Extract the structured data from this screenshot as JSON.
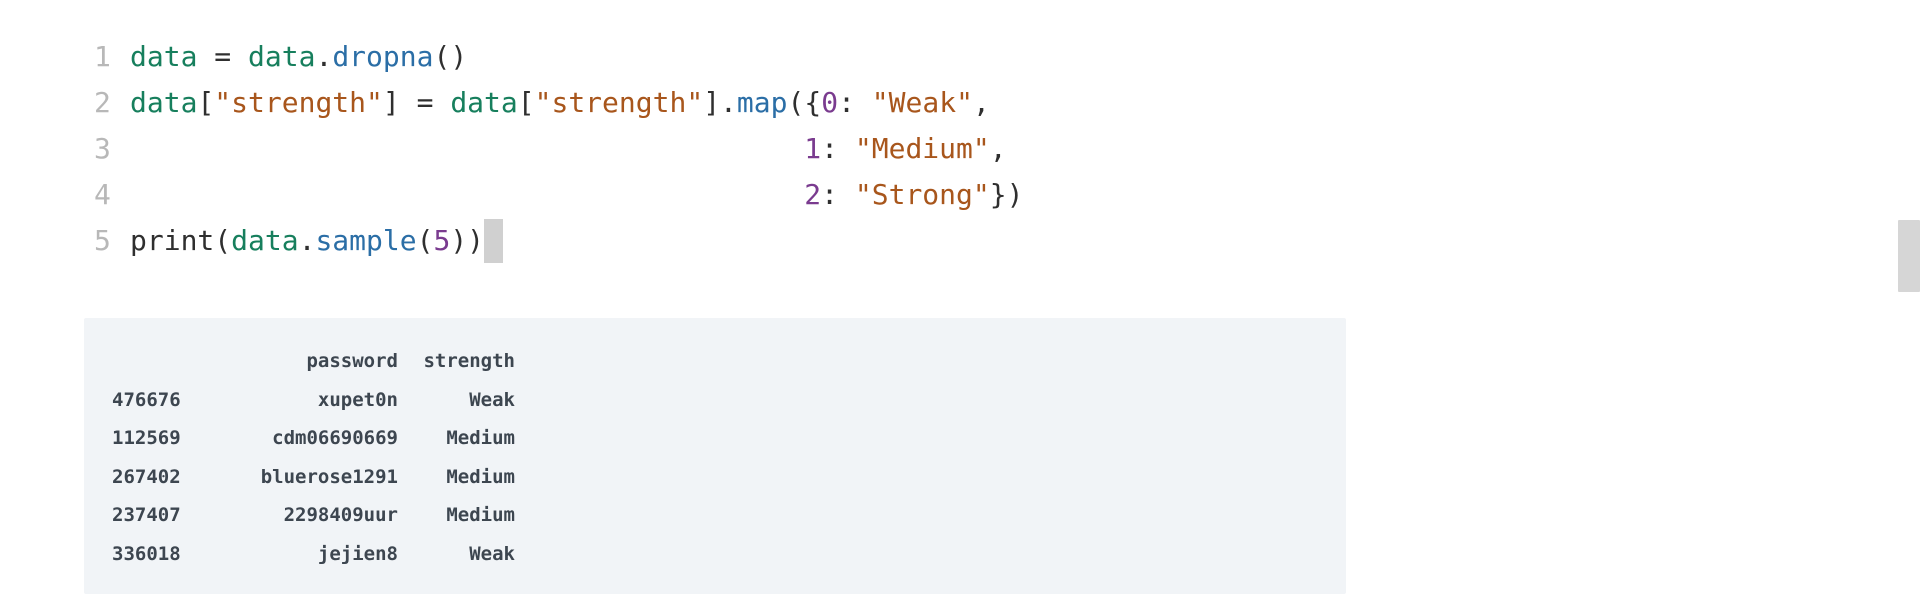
{
  "code": {
    "lines": [
      {
        "num": "1",
        "tokens": [
          {
            "t": "data",
            "c": "var"
          },
          {
            "t": " = ",
            "c": "plain"
          },
          {
            "t": "data",
            "c": "var"
          },
          {
            "t": ".",
            "c": "plain"
          },
          {
            "t": "dropna",
            "c": "fn"
          },
          {
            "t": "()",
            "c": "plain"
          }
        ]
      },
      {
        "num": "2",
        "tokens": [
          {
            "t": "data",
            "c": "var"
          },
          {
            "t": "[",
            "c": "plain"
          },
          {
            "t": "\"strength\"",
            "c": "str"
          },
          {
            "t": "] = ",
            "c": "plain"
          },
          {
            "t": "data",
            "c": "var"
          },
          {
            "t": "[",
            "c": "plain"
          },
          {
            "t": "\"strength\"",
            "c": "str"
          },
          {
            "t": "].",
            "c": "plain"
          },
          {
            "t": "map",
            "c": "fn"
          },
          {
            "t": "({",
            "c": "plain"
          },
          {
            "t": "0",
            "c": "num"
          },
          {
            "t": ": ",
            "c": "plain"
          },
          {
            "t": "\"Weak\"",
            "c": "str"
          },
          {
            "t": ",",
            "c": "plain"
          }
        ]
      },
      {
        "num": "3",
        "tokens": [
          {
            "t": "                                        ",
            "c": "plain"
          },
          {
            "t": "1",
            "c": "num"
          },
          {
            "t": ": ",
            "c": "plain"
          },
          {
            "t": "\"Medium\"",
            "c": "str"
          },
          {
            "t": ",",
            "c": "plain"
          }
        ]
      },
      {
        "num": "4",
        "tokens": [
          {
            "t": "                                        ",
            "c": "plain"
          },
          {
            "t": "2",
            "c": "num"
          },
          {
            "t": ": ",
            "c": "plain"
          },
          {
            "t": "\"Strong\"",
            "c": "str"
          },
          {
            "t": "})",
            "c": "plain"
          }
        ]
      },
      {
        "num": "5",
        "tokens": [
          {
            "t": "print",
            "c": "plain"
          },
          {
            "t": "(",
            "c": "plain"
          },
          {
            "t": "data",
            "c": "var"
          },
          {
            "t": ".",
            "c": "plain"
          },
          {
            "t": "sample",
            "c": "fn"
          },
          {
            "t": "(",
            "c": "plain"
          },
          {
            "t": "5",
            "c": "num"
          },
          {
            "t": "))",
            "c": "plain"
          }
        ],
        "cursor": true
      }
    ]
  },
  "output": {
    "headers": [
      "",
      "password",
      "strength"
    ],
    "rows": [
      [
        "476676",
        "xupet0n",
        "Weak"
      ],
      [
        "112569",
        "cdm06690669",
        "Medium"
      ],
      [
        "267402",
        "bluerose1291",
        "Medium"
      ],
      [
        "237407",
        "2298409uur",
        "Medium"
      ],
      [
        "336018",
        "jejien8",
        "Weak"
      ]
    ]
  }
}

##########

— Request —
The pictures in the entries should be left out; output everything else exactly.

— Worked solution —
Extract the structured data from this screenshot as JSON.
{
  "code": {
    "lines": [
      {
        "num": "1",
        "tokens": [
          {
            "t": "data",
            "c": "var"
          },
          {
            "t": " = ",
            "c": "plain"
          },
          {
            "t": "data",
            "c": "var"
          },
          {
            "t": ".",
            "c": "plain"
          },
          {
            "t": "dropna",
            "c": "fn"
          },
          {
            "t": "()",
            "c": "plain"
          }
        ]
      },
      {
        "num": "2",
        "tokens": [
          {
            "t": "data",
            "c": "var"
          },
          {
            "t": "[",
            "c": "plain"
          },
          {
            "t": "\"strength\"",
            "c": "str"
          },
          {
            "t": "] = ",
            "c": "plain"
          },
          {
            "t": "data",
            "c": "var"
          },
          {
            "t": "[",
            "c": "plain"
          },
          {
            "t": "\"strength\"",
            "c": "str"
          },
          {
            "t": "].",
            "c": "plain"
          },
          {
            "t": "map",
            "c": "fn"
          },
          {
            "t": "({",
            "c": "plain"
          },
          {
            "t": "0",
            "c": "num"
          },
          {
            "t": ": ",
            "c": "plain"
          },
          {
            "t": "\"Weak\"",
            "c": "str"
          },
          {
            "t": ",",
            "c": "plain"
          }
        ]
      },
      {
        "num": "3",
        "tokens": [
          {
            "t": "                                        ",
            "c": "plain"
          },
          {
            "t": "1",
            "c": "num"
          },
          {
            "t": ": ",
            "c": "plain"
          },
          {
            "t": "\"Medium\"",
            "c": "str"
          },
          {
            "t": ",",
            "c": "plain"
          }
        ]
      },
      {
        "num": "4",
        "tokens": [
          {
            "t": "                                        ",
            "c": "plain"
          },
          {
            "t": "2",
            "c": "num"
          },
          {
            "t": ": ",
            "c": "plain"
          },
          {
            "t": "\"Strong\"",
            "c": "str"
          },
          {
            "t": "})",
            "c": "plain"
          }
        ]
      },
      {
        "num": "5",
        "tokens": [
          {
            "t": "print",
            "c": "plain"
          },
          {
            "t": "(",
            "c": "plain"
          },
          {
            "t": "data",
            "c": "var"
          },
          {
            "t": ".",
            "c": "plain"
          },
          {
            "t": "sample",
            "c": "fn"
          },
          {
            "t": "(",
            "c": "plain"
          },
          {
            "t": "5",
            "c": "num"
          },
          {
            "t": "))",
            "c": "plain"
          }
        ],
        "cursor": true
      }
    ]
  },
  "output": {
    "headers": [
      "",
      "password",
      "strength"
    ],
    "rows": [
      [
        "476676",
        "xupet0n",
        "Weak"
      ],
      [
        "112569",
        "cdm06690669",
        "Medium"
      ],
      [
        "267402",
        "bluerose1291",
        "Medium"
      ],
      [
        "237407",
        "2298409uur",
        "Medium"
      ],
      [
        "336018",
        "jejien8",
        "Weak"
      ]
    ]
  }
}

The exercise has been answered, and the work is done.